▶ _Direction_:
Give the number of lines in the listing that hold the word "text". Write nothing but that number.

▶ _Data supplied_:
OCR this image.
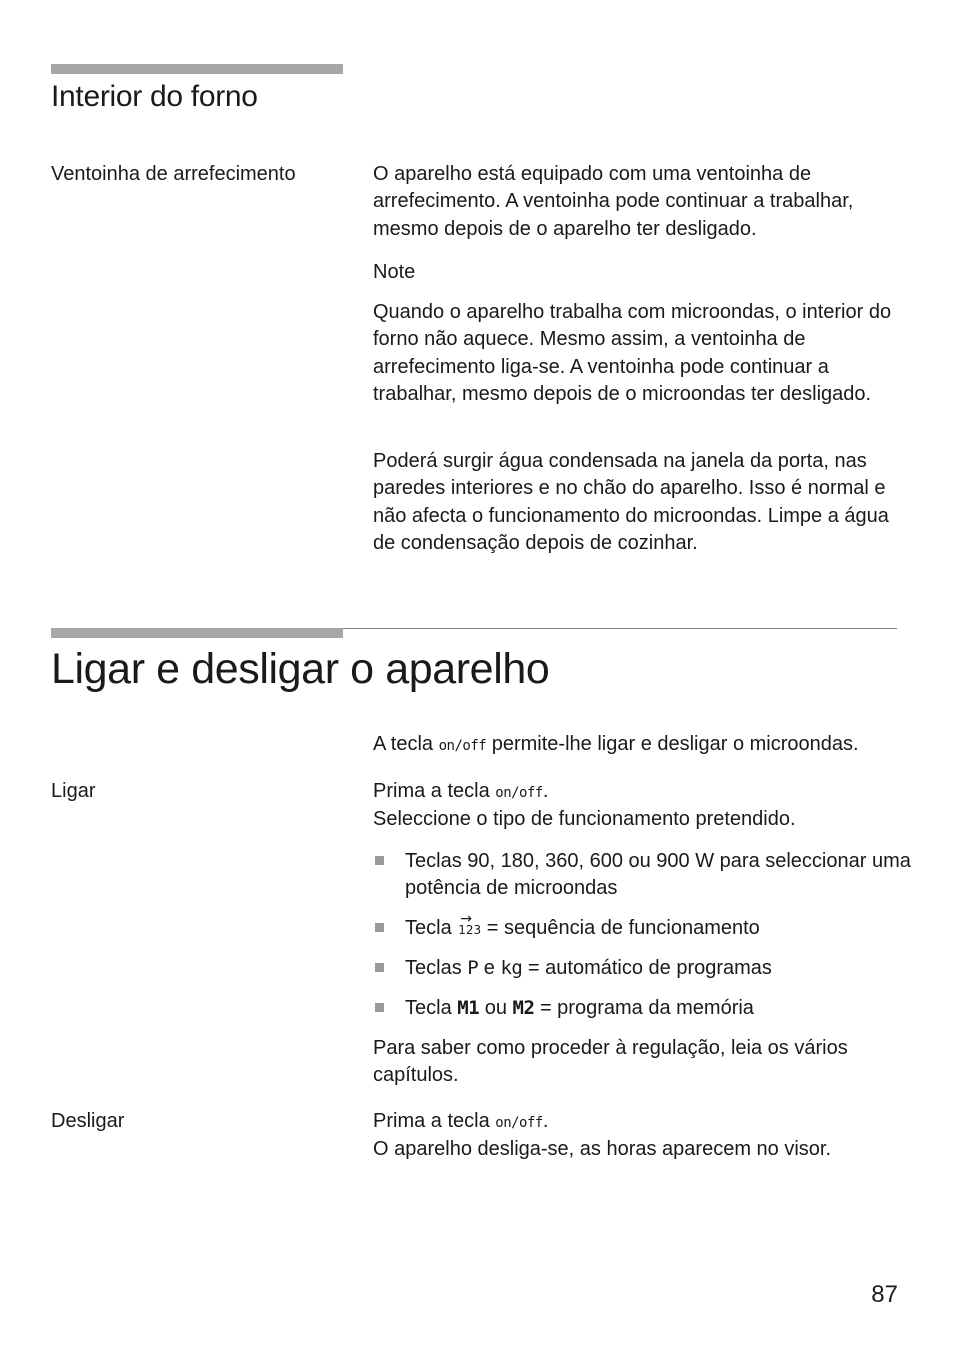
Interior do forno
Ventoinha de arrefecimento	O aparelho está equipado com uma ventoinha de arrefecimento. A ventoinha pode continuar a trabalhar, mesmo depois de o aparelho ter desligado.

Note

Quando o aparelho trabalha com microondas, o interior do forno não aquece. Mesmo assim, a ventoinha de arrefecimento liga-se. A ventoinha pode continuar a trabalhar, mesmo depois de o microondas ter desligado.

Poderá surgir água condensada na janela da porta, nas paredes interiores e no chão do aparelho. Isso é normal e não afecta o funcionamento do microondas. Limpe a água de condensação depois de cozinhar.

Ligar e desligar o aparelho

A tecla on/off permite-lhe ligar e desligar o microondas.

Ligar	Prima a tecla on/off.

Seleccione o tipo de funcionamento pretendido.

Teclas 90, 180, 360, 600 ou 900 W para seleccionar uma potência de microondas
Tecla →
123 = sequência de funcionamento
Teclas P e kg = automático de programas
Tecla M1 ou M2 = programa da memória

Para saber como proceder à regulação, leia os vários capítulos.

Desligar	Prima a tecla on/off.

O aparelho desliga-se, as horas aparecem no visor.

87
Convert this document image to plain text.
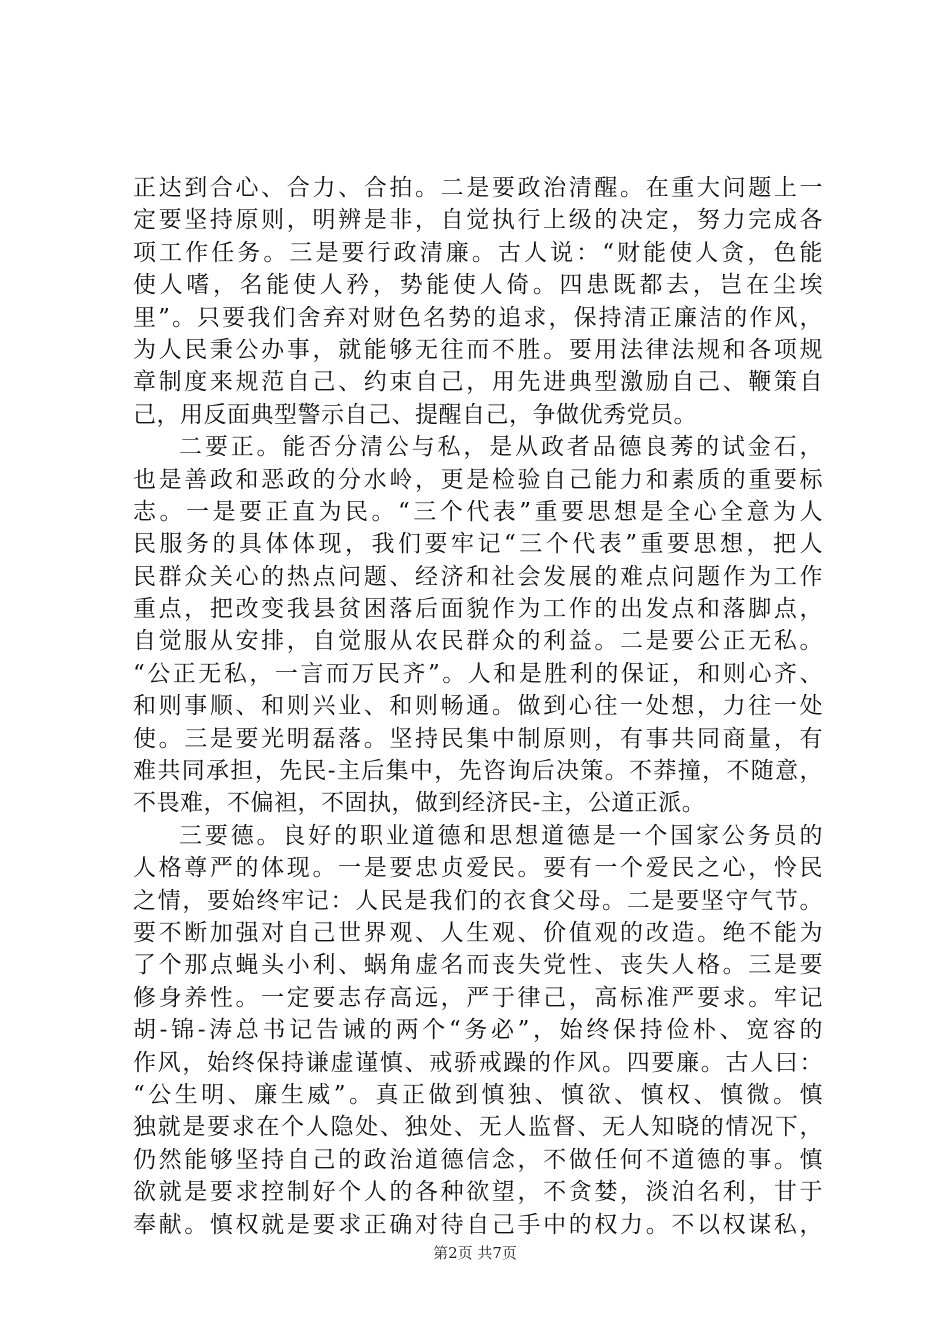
正达到合心、合力、合拍。二是要政治清醒。在重大问题上一
定要坚持原则，明辨是非，自觉执行上级的决定，努力完成各
项工作任务。三是要行政清廉。古人说：“财能使人贪，色能
使人嗜，名能使人矜，势能使人倚。四患既都去，岂在尘埃
里”。只要我们舍弃对财色名势的追求，保持清正廉洁的作风，
为人民秉公办事，就能够无往而不胜。要用法律法规和各项规
章制度来规范自己、约束自己，用先进典型激励自己、鞭策自
己，用反面典型警示自己、提醒自己，争做优秀党员。
二要正。能否分清公与私，是从政者品德良莠的试金石，
也是善政和恶政的分水岭，更是检验自己能力和素质的重要标
志。一是要正直为民。“三个代表”重要思想是全心全意为人
民服务的具体体现，我们要牢记“三个代表”重要思想，把人
民群众关心的热点问题、经济和社会发展的难点问题作为工作
重点，把改变我县贫困落后面貌作为工作的出发点和落脚点，
自觉服从安排，自觉服从农民群众的利益。二是要公正无私。
“公正无私，一言而万民齐”。人和是胜利的保证，和则心齐、
和则事顺、和则兴业、和则畅通。做到心往一处想，力往一处
使。三是要光明磊落。坚持民集中制原则，有事共同商量，有
难共同承担，先民-主后集中，先咨询后决策。不莽撞，不随意，
不畏难，不偏袒，不固执，做到经济民-主，公道正派。
三要德。良好的职业道德和思想道德是一个国家公务员的
人格尊严的体现。一是要忠贞爱民。要有一个爱民之心，怜民
之情，要始终牢记：人民是我们的衣食父母。二是要坚守气节。
要不断加强对自己世界观、人生观、价值观的改造。绝不能为
了个那点蝇头小利、蜗角虚名而丧失党性、丧失人格。三是要
修身养性。一定要志存高远，严于律己，高标准严要求。牢记
胡-锦-涛总书记告诫的两个“务必”，始终保持俭朴、宽容的
作风，始终保持谦虚谨慎、戒骄戒躁的作风。四要廉。古人曰：
“公生明、廉生威”。真正做到慎独、慎欲、慎权、慎微。慎
独就是要求在个人隐处、独处、无人监督、无人知晓的情况下，
仍然能够坚持自己的政治道德信念，不做任何不道德的事。慎
欲就是要求控制好个人的各种欲望，不贪婪，淡泊名利，甘于
奉献。慎权就是要求正确对待自己手中的权力。不以权谋私，
第2页 共7页
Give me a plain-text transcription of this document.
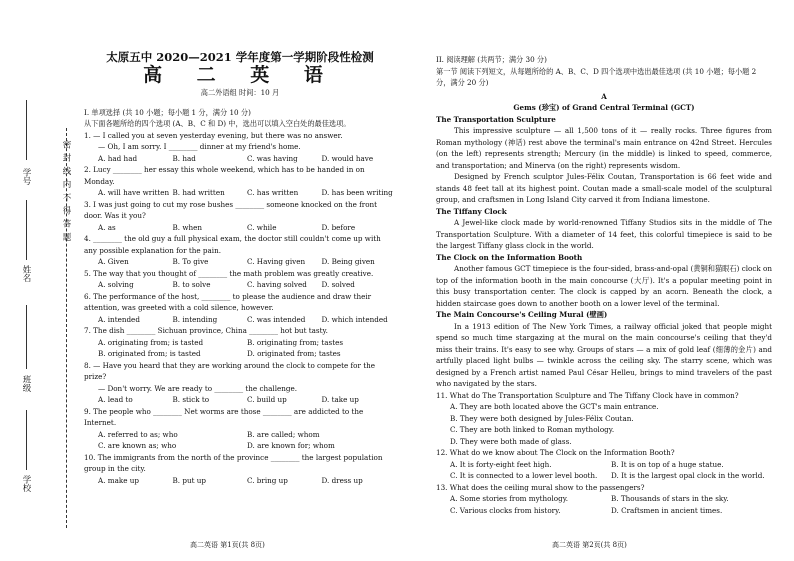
密 封 线 内 不 得 答 题
学号
姓名
班级
学校
太原五中 2020—2021 学年度第一学期阶段性检测
高 二 英 语
高二外语组 时间：10 月

I. 单项选择 (共 10 小题；每小题 1 分，满分 10 分)

从下面各题所给的四个选项 (A、B、C 和 D) 中，选出可以填入空白处的最佳选项。

1. — I called you at seven yesterday evening, but there was no answer.

— Oh, I am sorry. I ________ dinner at my friend's home.

A. had had	B. had	C. was having	D. would have

2. Lucy ________ her essay this whole weekend, which has to be handed in on Monday.

A. will have written B. had written	C. has written	D. has been writing

3. I was just going to cut my rose bushes ________ someone knocked on the front door. Was it you?

A. as	B. when	C. while	D. before

4. ________ the old guy a full physical exam, the doctor still couldn't come up with any possible explanation for the pain.

A. Given	B. To give	C. Having given	D. Being given

5. The way that you thought of ________ the math problem was greatly creative.

A. solving	B. to solve	C. having solved	D. solved

6. The performance of the host, ________ to please the audience and draw their attention, was greeted with a cold silence, however.

A. intended	B. intending	C. was intended	D. which intended

7. The dish ________ Sichuan province, China ________ hot but tasty.

A. originating from; is tasted	B. originating from; tastes
B. originated from; is tasted	D. originated from; tastes

8. — Have you heard that they are working around the clock to compete for the prize?

— Don't worry. We are ready to ________ the challenge.

A. lead to	B. stick to	C. build up	D. take up

9. The people who ________ Net worms are those ________ are addicted to the Internet.

A. referred to as; who	B. are called; whom
C. are known as; who	D. are known for; whom

10. The immigrants from the north of the province ________ the largest population group in the city.

A. make up	B. put up	C. bring up	D. dress up

II. 阅读理解 (共两节；满分 30 分)

第一节 阅读下列短文，从每题所给的 A、B、C、D 四个选项中选出最佳选项 (共 10 小题；每小题 2 分，满分 20 分)

A

Gems (珍宝) of Grand Central Terminal (GCT)

The Transportation Sculpture

This impressive sculpture — all 1,500 tons of it — really rocks. Three figures from Roman mythology (神话) rest above the terminal's main entrance on 42nd Street. Hercules (on the left) represents strength; Mercury (in the middle) is linked to speed, commerce, and transportation; and Minerva (on the right) represents wisdom.

Designed by French sculptor Jules-Félix Coutan, Transportation is 66 feet wide and stands 48 feet tall at its highest point. Coutan made a small-scale model of the sculptural group, and craftsmen in Long Island City carved it from Indiana limestone.

The Tiffany Clock

A Jewel-like clock made by world-renowned Tiffany Studios sits in the middle of The Transportation Sculpture. With a diameter of 14 feet, this colorful timepiece is said to be the largest Tiffany glass clock in the world.

The Clock on the Information Booth

Another famous GCT timepiece is the four-sided, brass-and-opal (黄铜和猫眼石) clock on top of the information booth in the main concourse (大厅). It's a popular meeting point in this busy transportation center. The clock is capped by an acorn. Beneath the clock, a hidden staircase goes down to another booth on a lower level of the terminal.

The Main Concourse's Ceiling Mural (壁画)

In a 1913 edition of The New York Times, a railway official joked that people might spend so much time stargazing at the mural on the main concourse's ceiling that they'd miss their trains. It's easy to see why. Groups of stars — a mix of gold leaf (细薄的金片) and artfully placed light bulbs — twinkle across the ceiling sky. The starry scene, which was designed by a French artist named Paul César Helleu, brings to mind travelers of the past who navigated by the stars.

11. What do The Transportation Sculpture and The Tiffany Clock have in common?

A. They are both located above the GCT's main entrance.

B. They were both designed by Jules-Félix Coutan.

C. They are both linked to Roman mythology.

D. They were both made of glass.

12. What do we know about The Clock on the Information Booth?

A. It is forty-eight feet high.	B. It is on top of a huge statue.
C. It is connected to a lower level booth.	D. It is the largest opal clock in the world.

13. What does the ceiling mural show to the passengers?

A. Some stories from mythology.	B. Thousands of stars in the sky.
C. Various clocks from history.	D. Craftsmen in ancient times.
高二英语 第1页(共 8页)	高二英语 第2页(共 8页)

▶ _Expected output_:
2